# [Written exercise]
Look through the listing below and give the number of lines that hold "name". Say nothing more.

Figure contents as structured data
■ ■ ■ ■ ■ ■ ■

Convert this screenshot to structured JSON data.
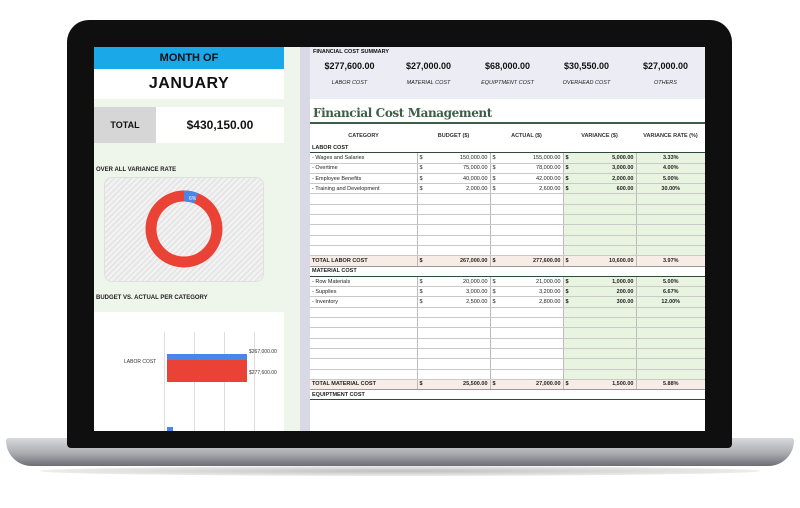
{
  "header": {
    "month_label": "MONTH OF",
    "month_value": "JANUARY"
  },
  "total": {
    "label": "TOTAL",
    "value": "$430,150.00"
  },
  "donut": {
    "title": "OVER ALL VARIANCE RATE",
    "percent_label": "6%",
    "colors": {
      "variance": "#4a86e8",
      "rest": "#ea4335"
    }
  },
  "bars": {
    "title": "BUDGET VS. ACTUAL PER CATEGORY",
    "category": "LABOR COST",
    "budget_label": "$267,000.00",
    "actual_label": "$277,600.00",
    "colors": {
      "budget": "#4a86e8",
      "actual": "#ea4335"
    }
  },
  "summary": {
    "title": "FINANCIAL COST SUMMARY",
    "items": [
      {
        "value": "$277,600.00",
        "label": "LABOR COST"
      },
      {
        "value": "$27,000.00",
        "label": "MATERIAL COST"
      },
      {
        "value": "$68,000.00",
        "label": "EQUIPTMENT COST"
      },
      {
        "value": "$30,550.00",
        "label": "OVERHEAD COST"
      },
      {
        "value": "$27,000.00",
        "label": "OTHERS"
      }
    ]
  },
  "fcm_title": "Financial Cost Management",
  "table": {
    "headers": [
      "CATEGORY",
      "BUDGET ($)",
      "ACTUAL ($)",
      "VARIANCE ($)",
      "VARIANCE RATE (%)"
    ],
    "currency": "$",
    "sections": [
      {
        "name": "LABOR COST",
        "rows": [
          {
            "category": "- Wages and Salaries",
            "budget": "150,000.00",
            "actual": "155,000.00",
            "variance": "5,000.00",
            "rate": "3.33%"
          },
          {
            "category": "- Overtime",
            "budget": "75,000.00",
            "actual": "78,000.00",
            "variance": "3,000.00",
            "rate": "4.00%"
          },
          {
            "category": "- Employee Benefits",
            "budget": "40,000.00",
            "actual": "42,000.00",
            "variance": "2,000.00",
            "rate": "5.00%"
          },
          {
            "category": "- Training and Development",
            "budget": "2,000.00",
            "actual": "2,600.00",
            "variance": "600.00",
            "rate": "30.00%"
          }
        ],
        "total": {
          "category": "TOTAL LABOR COST",
          "budget": "267,000.00",
          "actual": "277,600.00",
          "variance": "10,600.00",
          "rate": "3.97%"
        }
      },
      {
        "name": "MATERIAL COST",
        "rows": [
          {
            "category": "- Row Materials",
            "budget": "20,000.00",
            "actual": "21,000.00",
            "variance": "1,000.00",
            "rate": "5.00%"
          },
          {
            "category": "- Supplies",
            "budget": "3,000.00",
            "actual": "3,200.00",
            "variance": "200.00",
            "rate": "6.67%"
          },
          {
            "category": "- Inventory",
            "budget": "2,500.00",
            "actual": "2,800.00",
            "variance": "300.00",
            "rate": "12.00%"
          }
        ],
        "total": {
          "category": "TOTAL MATERIAL COST",
          "budget": "25,500.00",
          "actual": "27,000.00",
          "variance": "1,500.00",
          "rate": "5.88%"
        }
      },
      {
        "name": "EQUIPTMENT COST",
        "rows": []
      }
    ]
  }
}
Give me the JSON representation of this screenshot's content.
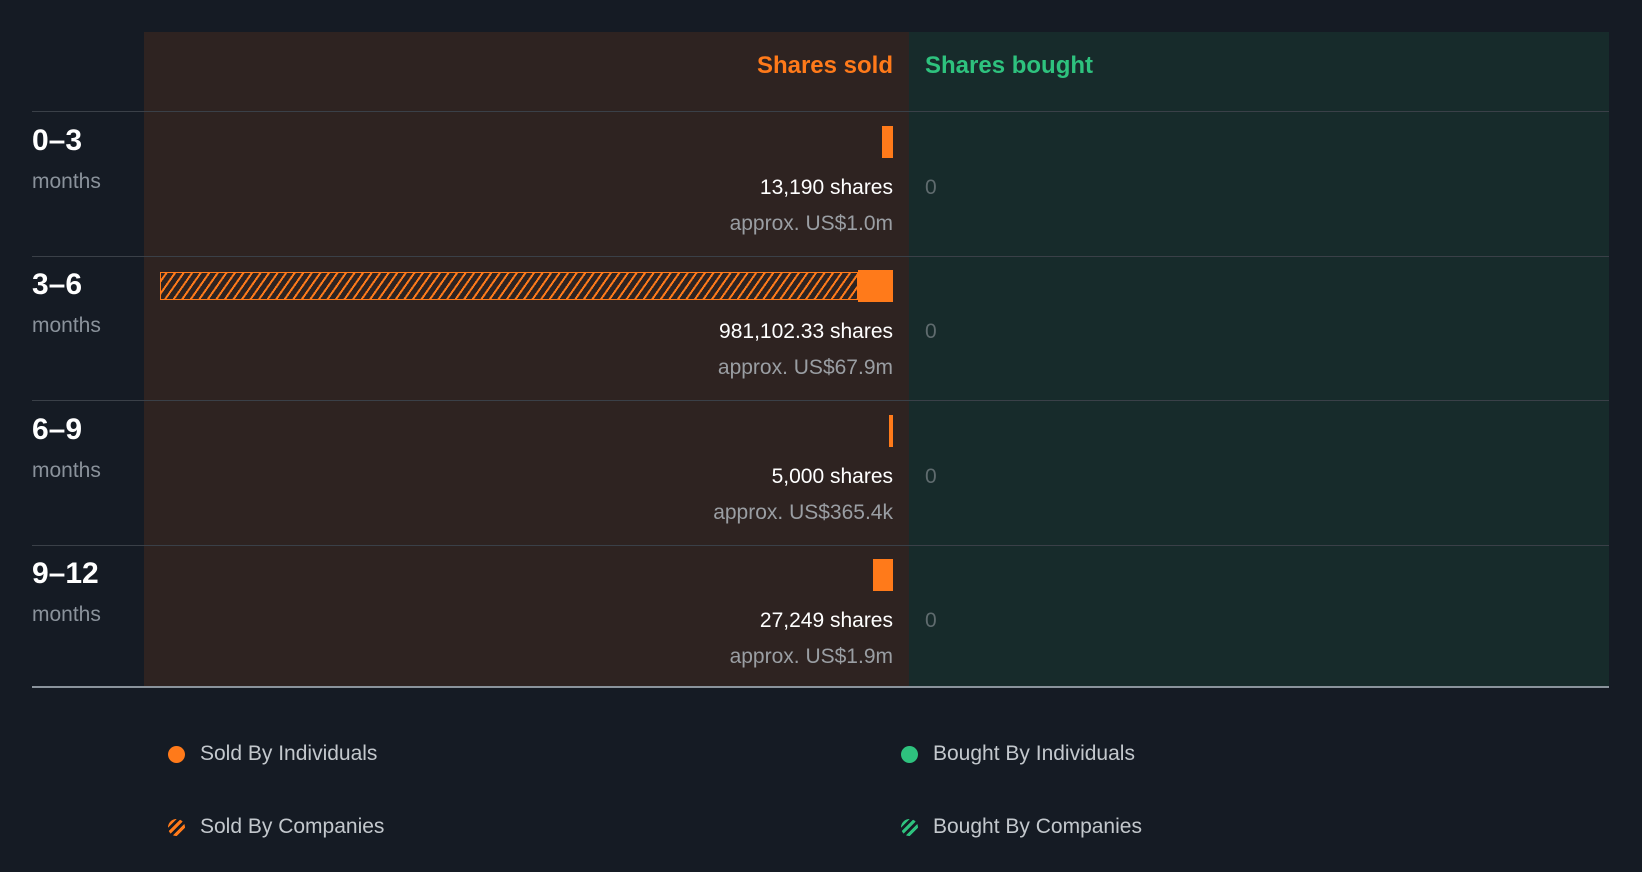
{
  "chart_data": {
    "type": "bar",
    "header": {
      "sold": "Shares sold",
      "bought": "Shares bought"
    },
    "rows": [
      {
        "period": "0–3",
        "unit": "months",
        "sold_individuals": 13190,
        "sold_companies": 0,
        "shares_label": "13,190 shares",
        "value_label": "approx. US$1.0m",
        "bought_label": "0"
      },
      {
        "period": "3–6",
        "unit": "months",
        "sold_individuals": 30000,
        "sold_companies": 951102.33,
        "shares_label": "981,102.33 shares",
        "value_label": "approx. US$67.9m",
        "bought_label": "0"
      },
      {
        "period": "6–9",
        "unit": "months",
        "sold_individuals": 5000,
        "sold_companies": 0,
        "shares_label": "5,000 shares",
        "value_label": "approx. US$365.4k",
        "bought_label": "0"
      },
      {
        "period": "9–12",
        "unit": "months",
        "sold_individuals": 27249,
        "sold_companies": 0,
        "shares_label": "27,249 shares",
        "value_label": "approx. US$1.9m",
        "bought_label": "0"
      }
    ],
    "legend": [
      {
        "label": "Sold By Individuals",
        "style": "solid",
        "color": "#ff7a1a"
      },
      {
        "label": "Bought By Individuals",
        "style": "solid",
        "color": "#2ec27e"
      },
      {
        "label": "Sold By Companies",
        "style": "hatched",
        "color": "#ff7a1a"
      },
      {
        "label": "Bought By Companies",
        "style": "hatched",
        "color": "#2ec27e"
      }
    ],
    "colors": {
      "sold": "#ff7a1a",
      "bought": "#2ec27e"
    }
  }
}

■ ■ ■ ■ ■ ■ ■

# [The completed task]
3